_Task to complete_: Copy every record word for word.

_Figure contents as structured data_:
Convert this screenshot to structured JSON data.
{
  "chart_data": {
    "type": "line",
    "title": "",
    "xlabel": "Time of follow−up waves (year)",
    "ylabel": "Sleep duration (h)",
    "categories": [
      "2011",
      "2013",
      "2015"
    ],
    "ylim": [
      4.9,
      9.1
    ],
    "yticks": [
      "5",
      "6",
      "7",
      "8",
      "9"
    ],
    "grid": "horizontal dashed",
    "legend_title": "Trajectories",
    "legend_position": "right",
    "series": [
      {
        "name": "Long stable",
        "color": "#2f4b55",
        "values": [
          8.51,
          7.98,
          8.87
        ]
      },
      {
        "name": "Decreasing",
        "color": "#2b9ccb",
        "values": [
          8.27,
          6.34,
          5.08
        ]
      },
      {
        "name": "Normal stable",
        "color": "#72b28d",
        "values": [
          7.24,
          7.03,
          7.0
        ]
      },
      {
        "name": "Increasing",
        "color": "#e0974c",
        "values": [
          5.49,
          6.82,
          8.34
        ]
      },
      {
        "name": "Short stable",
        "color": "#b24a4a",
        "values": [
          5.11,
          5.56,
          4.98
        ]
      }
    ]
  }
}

_Correct response_:
Convert this screenshot to structured JSON data.
{
  "chart_data": {
    "type": "line",
    "title": "",
    "xlabel": "Time of follow−up waves (year)",
    "ylabel": "Sleep duration (h)",
    "categories": [
      "2011",
      "2013",
      "2015"
    ],
    "ylim": [
      4.9,
      9.1
    ],
    "yticks": [
      "5",
      "6",
      "7",
      "8",
      "9"
    ],
    "grid": "horizontal dashed",
    "legend_title": "Trajectories",
    "legend_position": "right",
    "series": [
      {
        "name": "Long stable",
        "color": "#2f4b55",
        "values": [
          8.51,
          7.98,
          8.87
        ]
      },
      {
        "name": "Decreasing",
        "color": "#2b9ccb",
        "values": [
          8.27,
          6.34,
          5.08
        ]
      },
      {
        "name": "Normal stable",
        "color": "#72b28d",
        "values": [
          7.24,
          7.03,
          7.0
        ]
      },
      {
        "name": "Increasing",
        "color": "#e0974c",
        "values": [
          5.49,
          6.82,
          8.34
        ]
      },
      {
        "name": "Short stable",
        "color": "#b24a4a",
        "values": [
          5.11,
          5.56,
          4.98
        ]
      }
    ]
  }
}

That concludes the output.